## Task prompt
Images embedded in the records are excluded; print everything else exactly as given.

Saved entries
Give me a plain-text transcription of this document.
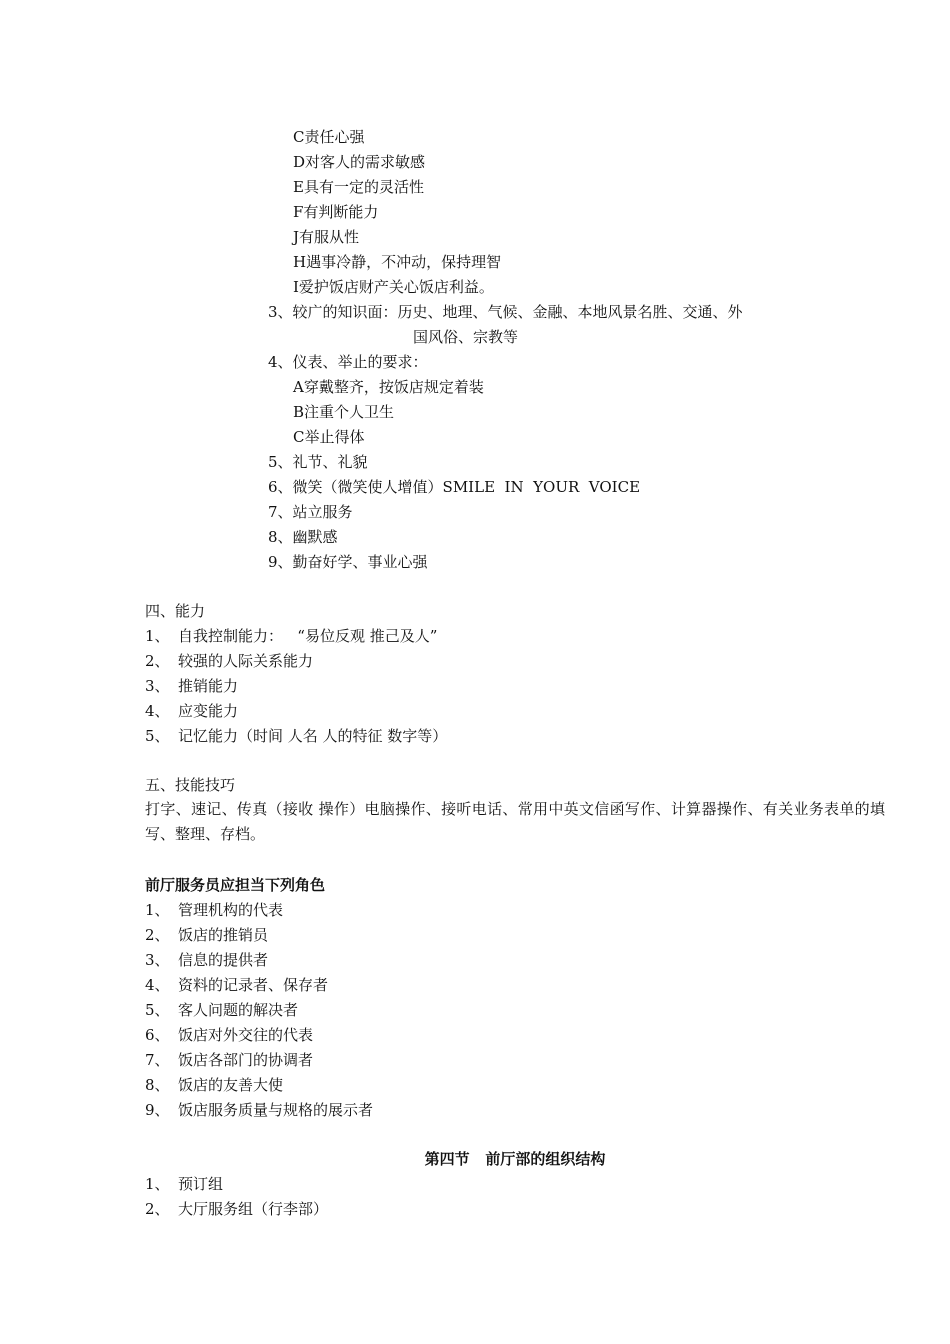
C责任心强
D对客人的需求敏感
E具有一定的灵活性
F有判断能力
J有服从性
H遇事冷静，不冲动，保持理智
I爱护饭店财产关心饭店利益。
3、较广的知识面：历史、地理、气候、金融、本地风景名胜、交通、外
国风俗、宗教等
4、仪表、举止的要求：
A穿戴整齐，按饭店规定着装
B注重个人卫生
C举止得体
5、礼节、礼貌
6、微笑（微笑使人增值）SMILE  IN  YOUR  VOICE
7、站立服务
8、幽默感
9、勤奋好学、事业心强
四、能力
1、 自我控制能力：   “易位反观 推己及人”
2、 较强的人际关系能力
3、 推销能力
4、 应变能力
5、 记忆能力（时间 人名 人的特征 数字等）
五、技能技巧
打字、速记、传真（接收 操作）电脑操作、接听电话、常用中英文信函写作、计算器操作、有关业务表单的填写、整理、存档。
前厅服务员应担当下列角色
1、 管理机构的代表
2、 饭店的推销员
3、 信息的提供者
4、 资料的记录者、保存者
5、 客人问题的解决者
6、 饭店对外交往的代表
7、 饭店各部门的协调者
8、 饭店的友善大使
9、 饭店服务质量与规格的展示者
第四节   前厅部的组织结构
1、 预订组
2、 大厅服务组（行李部）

## Written answer
Give me a plain-text transcription of this document.
C责任心强
D对客人的需求敏感
E具有一定的灵活性
F有判断能力
J有服从性
H遇事冷静，不冲动，保持理智
I爱护饭店财产关心饭店利益。
3、较广的知识面：历史、地理、气候、金融、本地风景名胜、交通、外
国风俗、宗教等
4、仪表、举止的要求：
A穿戴整齐，按饭店规定着装
B注重个人卫生
C举止得体
5、礼节、礼貌
6、微笑（微笑使人增值）SMILE  IN  YOUR  VOICE
7、站立服务
8、幽默感
9、勤奋好学、事业心强
四、能力
1、 自我控制能力：   “易位反观 推己及人”
2、 较强的人际关系能力
3、 推销能力
4、 应变能力
5、 记忆能力（时间 人名 人的特征 数字等）
五、技能技巧
打字、速记、传真（接收 操作）电脑操作、接听电话、常用中英文信函写作、计算器操作、有关业务表单的填写、整理、存档。
前厅服务员应担当下列角色
1、 管理机构的代表
2、 饭店的推销员
3、 信息的提供者
4、 资料的记录者、保存者
5、 客人问题的解决者
6、 饭店对外交往的代表
7、 饭店各部门的协调者
8、 饭店的友善大使
9、 饭店服务质量与规格的展示者
第四节   前厅部的组织结构
1、 预订组
2、 大厅服务组（行李部）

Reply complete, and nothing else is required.